Work out the number of lines containing "handle". Give that number alone.

Extracted data entries
* Start *

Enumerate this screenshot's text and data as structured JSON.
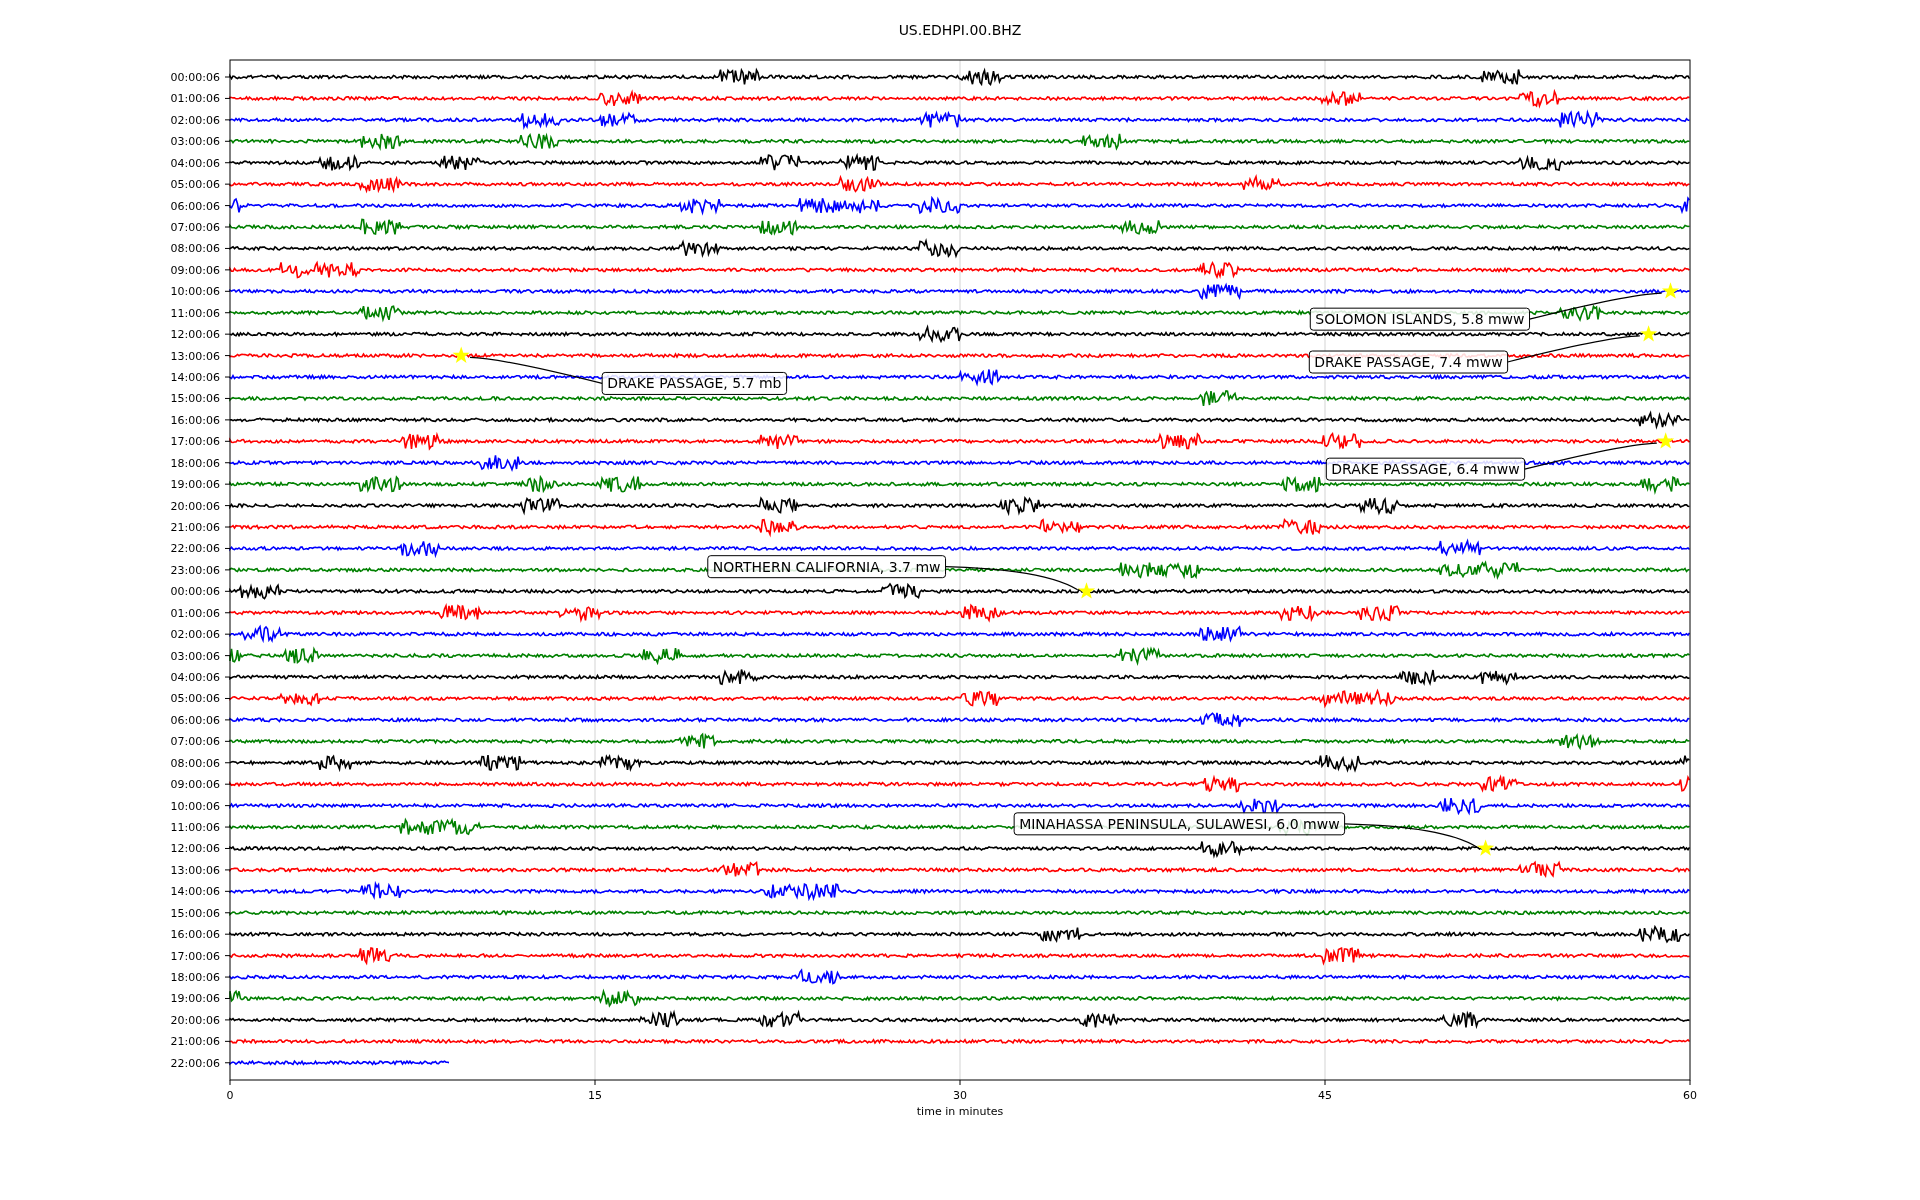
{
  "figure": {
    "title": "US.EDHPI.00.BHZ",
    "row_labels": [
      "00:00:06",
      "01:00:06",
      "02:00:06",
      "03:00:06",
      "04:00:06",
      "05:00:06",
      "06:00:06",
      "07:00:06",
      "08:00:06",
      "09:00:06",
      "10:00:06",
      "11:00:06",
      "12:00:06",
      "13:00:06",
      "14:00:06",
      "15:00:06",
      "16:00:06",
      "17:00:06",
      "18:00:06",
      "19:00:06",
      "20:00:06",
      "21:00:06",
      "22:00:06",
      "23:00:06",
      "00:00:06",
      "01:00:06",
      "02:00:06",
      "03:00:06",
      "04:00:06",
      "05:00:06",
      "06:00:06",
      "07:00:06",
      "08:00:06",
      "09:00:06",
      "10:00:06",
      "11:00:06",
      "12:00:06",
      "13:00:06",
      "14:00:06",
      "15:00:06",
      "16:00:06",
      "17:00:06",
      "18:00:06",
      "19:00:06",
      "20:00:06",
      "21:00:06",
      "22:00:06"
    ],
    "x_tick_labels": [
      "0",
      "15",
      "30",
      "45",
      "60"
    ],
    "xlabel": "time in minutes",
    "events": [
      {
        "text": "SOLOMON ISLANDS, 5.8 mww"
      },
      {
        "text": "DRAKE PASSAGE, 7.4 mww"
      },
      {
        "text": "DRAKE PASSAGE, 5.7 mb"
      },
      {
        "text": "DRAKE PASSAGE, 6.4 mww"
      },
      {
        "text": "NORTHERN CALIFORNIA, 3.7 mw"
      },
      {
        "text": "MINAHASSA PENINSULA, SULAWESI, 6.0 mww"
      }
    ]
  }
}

* End *
* Start *

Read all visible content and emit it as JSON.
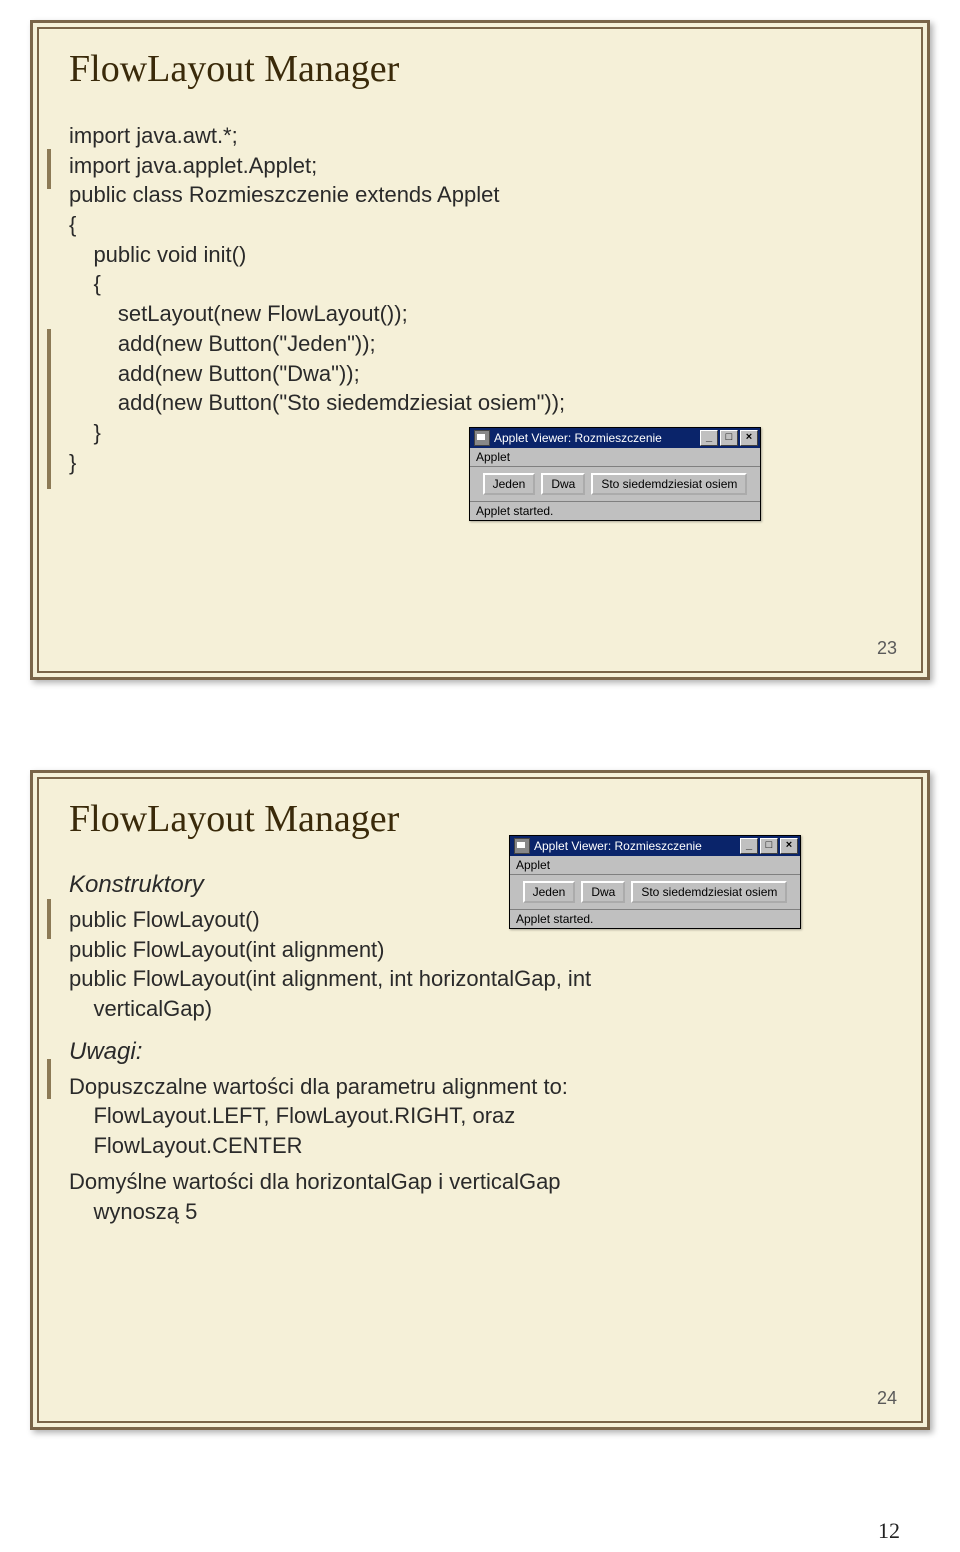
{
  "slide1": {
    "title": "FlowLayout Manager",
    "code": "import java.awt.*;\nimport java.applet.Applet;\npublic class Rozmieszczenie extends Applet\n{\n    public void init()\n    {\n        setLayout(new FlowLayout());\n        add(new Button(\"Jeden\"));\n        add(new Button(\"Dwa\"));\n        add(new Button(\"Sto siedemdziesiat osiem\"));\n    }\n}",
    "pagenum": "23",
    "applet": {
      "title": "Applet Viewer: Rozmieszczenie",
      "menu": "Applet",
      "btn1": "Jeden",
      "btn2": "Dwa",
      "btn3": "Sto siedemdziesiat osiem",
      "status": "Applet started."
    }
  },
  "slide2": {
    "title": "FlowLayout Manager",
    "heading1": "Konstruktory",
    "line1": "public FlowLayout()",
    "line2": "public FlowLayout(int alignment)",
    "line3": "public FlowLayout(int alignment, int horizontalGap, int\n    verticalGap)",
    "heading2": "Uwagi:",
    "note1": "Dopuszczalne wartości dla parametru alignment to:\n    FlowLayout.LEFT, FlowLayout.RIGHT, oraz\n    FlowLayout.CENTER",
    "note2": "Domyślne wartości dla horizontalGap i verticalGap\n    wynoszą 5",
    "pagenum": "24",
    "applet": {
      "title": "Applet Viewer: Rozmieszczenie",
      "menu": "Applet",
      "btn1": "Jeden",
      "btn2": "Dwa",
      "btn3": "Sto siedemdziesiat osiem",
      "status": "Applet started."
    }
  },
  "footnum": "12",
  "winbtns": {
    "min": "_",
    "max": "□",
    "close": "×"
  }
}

* End *
* Start *

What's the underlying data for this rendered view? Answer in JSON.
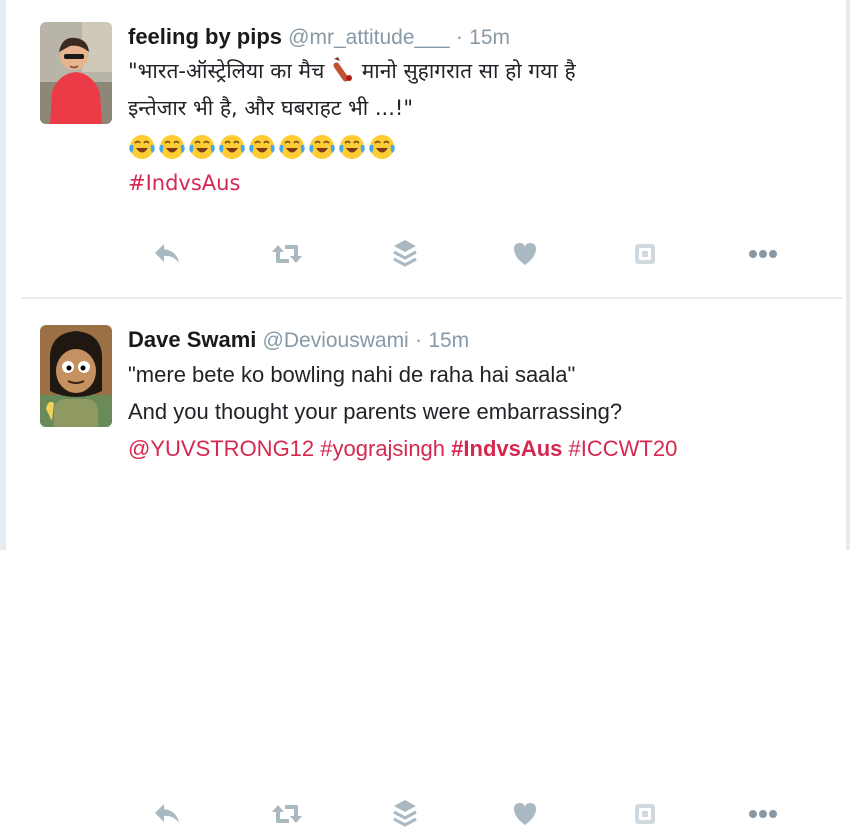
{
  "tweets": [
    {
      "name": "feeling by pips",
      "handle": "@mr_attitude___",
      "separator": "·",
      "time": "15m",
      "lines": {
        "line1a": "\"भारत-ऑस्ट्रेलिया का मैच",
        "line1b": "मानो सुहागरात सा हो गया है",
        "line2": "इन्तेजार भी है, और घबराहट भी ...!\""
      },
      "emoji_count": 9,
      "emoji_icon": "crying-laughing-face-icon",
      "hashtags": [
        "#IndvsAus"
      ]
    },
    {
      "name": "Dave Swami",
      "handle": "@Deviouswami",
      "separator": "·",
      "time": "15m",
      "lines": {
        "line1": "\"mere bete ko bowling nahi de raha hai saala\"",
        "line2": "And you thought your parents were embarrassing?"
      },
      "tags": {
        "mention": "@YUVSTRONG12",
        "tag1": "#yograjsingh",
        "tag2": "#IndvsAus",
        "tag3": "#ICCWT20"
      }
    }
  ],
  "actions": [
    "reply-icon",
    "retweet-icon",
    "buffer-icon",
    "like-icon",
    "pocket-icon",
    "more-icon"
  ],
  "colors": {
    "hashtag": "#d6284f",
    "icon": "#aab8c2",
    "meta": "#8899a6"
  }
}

* End *

◆ Solution for this problem:
2